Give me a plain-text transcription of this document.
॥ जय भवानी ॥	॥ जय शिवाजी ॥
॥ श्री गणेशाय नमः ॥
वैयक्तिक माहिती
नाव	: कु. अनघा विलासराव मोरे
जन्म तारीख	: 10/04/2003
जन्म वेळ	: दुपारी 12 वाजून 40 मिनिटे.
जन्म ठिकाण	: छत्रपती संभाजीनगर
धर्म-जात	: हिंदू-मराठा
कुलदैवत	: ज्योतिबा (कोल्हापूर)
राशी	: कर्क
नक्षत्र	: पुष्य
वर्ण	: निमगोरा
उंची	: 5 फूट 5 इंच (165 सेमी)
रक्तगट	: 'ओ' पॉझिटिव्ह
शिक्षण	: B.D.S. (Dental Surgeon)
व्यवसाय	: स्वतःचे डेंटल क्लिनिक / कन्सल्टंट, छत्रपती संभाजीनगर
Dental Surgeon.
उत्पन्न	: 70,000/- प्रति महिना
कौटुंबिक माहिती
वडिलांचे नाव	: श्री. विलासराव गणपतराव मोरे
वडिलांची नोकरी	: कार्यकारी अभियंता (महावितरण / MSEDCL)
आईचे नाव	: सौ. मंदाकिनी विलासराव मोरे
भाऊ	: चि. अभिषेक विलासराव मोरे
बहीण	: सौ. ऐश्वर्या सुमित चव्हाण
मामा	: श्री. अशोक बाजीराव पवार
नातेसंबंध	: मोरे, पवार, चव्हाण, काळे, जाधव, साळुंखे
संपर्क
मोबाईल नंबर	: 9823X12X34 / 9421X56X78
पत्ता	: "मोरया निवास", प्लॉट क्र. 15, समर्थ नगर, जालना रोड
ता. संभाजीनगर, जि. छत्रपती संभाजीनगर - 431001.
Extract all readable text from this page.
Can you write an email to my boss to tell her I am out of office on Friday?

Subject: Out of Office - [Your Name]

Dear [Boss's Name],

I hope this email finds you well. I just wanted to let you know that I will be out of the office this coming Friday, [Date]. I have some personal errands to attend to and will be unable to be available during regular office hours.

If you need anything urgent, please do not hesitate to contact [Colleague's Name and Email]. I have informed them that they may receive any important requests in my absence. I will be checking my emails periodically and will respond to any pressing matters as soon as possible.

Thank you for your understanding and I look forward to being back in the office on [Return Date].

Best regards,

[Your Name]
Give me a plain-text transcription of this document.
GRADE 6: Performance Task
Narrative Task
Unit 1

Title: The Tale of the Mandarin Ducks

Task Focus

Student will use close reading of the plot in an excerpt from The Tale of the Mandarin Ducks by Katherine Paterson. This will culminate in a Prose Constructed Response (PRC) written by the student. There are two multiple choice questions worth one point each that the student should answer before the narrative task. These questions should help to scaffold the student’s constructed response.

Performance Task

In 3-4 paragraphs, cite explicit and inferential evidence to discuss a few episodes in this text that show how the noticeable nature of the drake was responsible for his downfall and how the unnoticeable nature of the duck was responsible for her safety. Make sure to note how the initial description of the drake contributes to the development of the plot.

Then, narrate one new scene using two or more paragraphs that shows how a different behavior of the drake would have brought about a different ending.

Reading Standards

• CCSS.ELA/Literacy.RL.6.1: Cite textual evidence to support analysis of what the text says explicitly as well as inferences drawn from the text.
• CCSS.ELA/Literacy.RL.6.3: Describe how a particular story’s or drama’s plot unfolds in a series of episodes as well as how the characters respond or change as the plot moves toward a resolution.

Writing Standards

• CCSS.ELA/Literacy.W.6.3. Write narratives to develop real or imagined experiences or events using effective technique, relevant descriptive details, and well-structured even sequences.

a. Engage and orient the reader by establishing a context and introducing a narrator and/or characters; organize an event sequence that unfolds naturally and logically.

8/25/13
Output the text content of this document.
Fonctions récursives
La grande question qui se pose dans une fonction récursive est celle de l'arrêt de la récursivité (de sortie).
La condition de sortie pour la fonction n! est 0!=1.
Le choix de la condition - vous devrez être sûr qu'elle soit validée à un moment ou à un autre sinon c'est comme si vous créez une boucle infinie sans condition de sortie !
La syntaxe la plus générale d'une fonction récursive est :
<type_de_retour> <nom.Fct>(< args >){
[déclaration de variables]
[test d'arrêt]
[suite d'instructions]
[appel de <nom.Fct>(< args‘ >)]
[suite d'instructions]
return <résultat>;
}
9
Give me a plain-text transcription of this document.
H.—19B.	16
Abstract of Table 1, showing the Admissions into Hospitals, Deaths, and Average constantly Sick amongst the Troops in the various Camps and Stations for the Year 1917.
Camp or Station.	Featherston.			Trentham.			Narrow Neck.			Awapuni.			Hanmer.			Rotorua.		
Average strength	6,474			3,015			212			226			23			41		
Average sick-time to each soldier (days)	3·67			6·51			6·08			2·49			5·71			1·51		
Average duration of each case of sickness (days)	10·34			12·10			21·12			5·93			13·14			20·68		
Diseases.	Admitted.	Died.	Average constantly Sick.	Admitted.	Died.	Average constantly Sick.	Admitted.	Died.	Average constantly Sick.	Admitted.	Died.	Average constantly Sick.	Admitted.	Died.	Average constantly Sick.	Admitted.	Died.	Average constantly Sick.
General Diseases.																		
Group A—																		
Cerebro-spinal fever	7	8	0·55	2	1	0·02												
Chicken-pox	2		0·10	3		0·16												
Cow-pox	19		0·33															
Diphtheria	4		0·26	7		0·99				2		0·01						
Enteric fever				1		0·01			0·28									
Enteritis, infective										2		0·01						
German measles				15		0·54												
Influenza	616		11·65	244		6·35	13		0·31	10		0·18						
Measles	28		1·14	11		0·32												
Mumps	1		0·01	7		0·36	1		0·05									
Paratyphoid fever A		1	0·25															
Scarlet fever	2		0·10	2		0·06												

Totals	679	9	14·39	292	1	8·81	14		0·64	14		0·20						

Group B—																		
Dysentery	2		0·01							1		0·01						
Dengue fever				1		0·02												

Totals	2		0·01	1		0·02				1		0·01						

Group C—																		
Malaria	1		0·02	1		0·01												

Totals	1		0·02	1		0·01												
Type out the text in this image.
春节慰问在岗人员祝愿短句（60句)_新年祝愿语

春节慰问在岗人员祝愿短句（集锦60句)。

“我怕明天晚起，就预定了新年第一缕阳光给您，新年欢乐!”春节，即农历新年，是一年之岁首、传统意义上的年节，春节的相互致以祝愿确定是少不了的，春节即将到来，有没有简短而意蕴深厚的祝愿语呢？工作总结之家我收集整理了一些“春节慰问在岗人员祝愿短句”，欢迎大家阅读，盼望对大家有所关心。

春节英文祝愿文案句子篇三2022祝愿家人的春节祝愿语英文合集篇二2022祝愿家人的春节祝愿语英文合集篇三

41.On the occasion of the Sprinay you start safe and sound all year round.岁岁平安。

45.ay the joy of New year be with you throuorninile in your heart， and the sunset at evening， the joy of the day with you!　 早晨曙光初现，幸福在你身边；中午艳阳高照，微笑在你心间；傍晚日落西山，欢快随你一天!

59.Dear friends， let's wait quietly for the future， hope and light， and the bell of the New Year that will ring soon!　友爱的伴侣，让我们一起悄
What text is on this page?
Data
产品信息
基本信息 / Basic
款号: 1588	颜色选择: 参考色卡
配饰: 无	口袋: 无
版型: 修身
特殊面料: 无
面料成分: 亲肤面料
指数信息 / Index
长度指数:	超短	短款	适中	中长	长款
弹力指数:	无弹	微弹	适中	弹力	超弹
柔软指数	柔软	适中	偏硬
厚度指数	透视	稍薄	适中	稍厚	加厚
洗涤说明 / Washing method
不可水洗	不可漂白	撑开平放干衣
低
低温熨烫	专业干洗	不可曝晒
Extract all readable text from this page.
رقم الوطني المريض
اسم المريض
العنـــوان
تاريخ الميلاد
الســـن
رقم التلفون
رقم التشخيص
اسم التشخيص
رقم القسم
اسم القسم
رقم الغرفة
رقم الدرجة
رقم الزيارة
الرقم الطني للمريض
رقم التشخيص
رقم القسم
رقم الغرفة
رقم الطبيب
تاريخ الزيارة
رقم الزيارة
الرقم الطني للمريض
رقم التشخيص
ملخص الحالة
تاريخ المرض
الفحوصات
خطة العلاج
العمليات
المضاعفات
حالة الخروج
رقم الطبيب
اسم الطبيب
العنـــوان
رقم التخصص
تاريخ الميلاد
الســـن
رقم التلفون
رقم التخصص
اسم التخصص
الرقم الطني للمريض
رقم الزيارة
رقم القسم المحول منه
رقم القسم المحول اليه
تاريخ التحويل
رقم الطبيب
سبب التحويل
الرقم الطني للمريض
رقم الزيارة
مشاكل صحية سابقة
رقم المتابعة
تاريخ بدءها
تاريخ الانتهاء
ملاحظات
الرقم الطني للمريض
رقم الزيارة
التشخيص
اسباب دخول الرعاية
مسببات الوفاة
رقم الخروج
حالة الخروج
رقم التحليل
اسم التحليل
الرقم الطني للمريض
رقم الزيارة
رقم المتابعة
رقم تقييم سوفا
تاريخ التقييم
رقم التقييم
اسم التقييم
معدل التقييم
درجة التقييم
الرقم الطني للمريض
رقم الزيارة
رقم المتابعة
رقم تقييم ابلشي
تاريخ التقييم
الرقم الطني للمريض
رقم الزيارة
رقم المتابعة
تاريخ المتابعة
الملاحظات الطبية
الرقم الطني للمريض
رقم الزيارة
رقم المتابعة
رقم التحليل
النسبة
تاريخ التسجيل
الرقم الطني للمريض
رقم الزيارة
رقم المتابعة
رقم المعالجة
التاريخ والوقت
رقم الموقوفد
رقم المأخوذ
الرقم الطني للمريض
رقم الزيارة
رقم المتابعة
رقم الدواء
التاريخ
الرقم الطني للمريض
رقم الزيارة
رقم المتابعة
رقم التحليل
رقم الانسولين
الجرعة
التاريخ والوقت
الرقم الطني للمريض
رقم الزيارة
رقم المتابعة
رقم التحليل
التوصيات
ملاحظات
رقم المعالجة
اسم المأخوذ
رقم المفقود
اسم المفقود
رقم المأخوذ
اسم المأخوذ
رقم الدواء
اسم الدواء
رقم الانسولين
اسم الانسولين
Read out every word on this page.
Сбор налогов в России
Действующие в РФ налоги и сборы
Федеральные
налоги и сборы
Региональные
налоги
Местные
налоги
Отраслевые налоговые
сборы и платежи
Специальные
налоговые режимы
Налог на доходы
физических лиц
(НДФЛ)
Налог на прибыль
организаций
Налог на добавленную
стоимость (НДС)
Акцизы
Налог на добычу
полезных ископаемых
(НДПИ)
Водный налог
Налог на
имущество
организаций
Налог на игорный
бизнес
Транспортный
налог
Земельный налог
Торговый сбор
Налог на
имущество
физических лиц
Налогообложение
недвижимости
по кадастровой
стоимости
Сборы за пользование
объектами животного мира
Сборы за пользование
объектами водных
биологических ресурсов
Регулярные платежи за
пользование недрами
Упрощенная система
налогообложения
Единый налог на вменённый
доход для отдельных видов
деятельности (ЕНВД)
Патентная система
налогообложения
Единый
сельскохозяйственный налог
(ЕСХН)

INSTRUCTIONS TO FOLLOW
List all lines holding the string "Surgeon".

CORRECT ANSWER
शिक्षण	: B.D.S. (Dental Surgeon)
Dental Surgeon.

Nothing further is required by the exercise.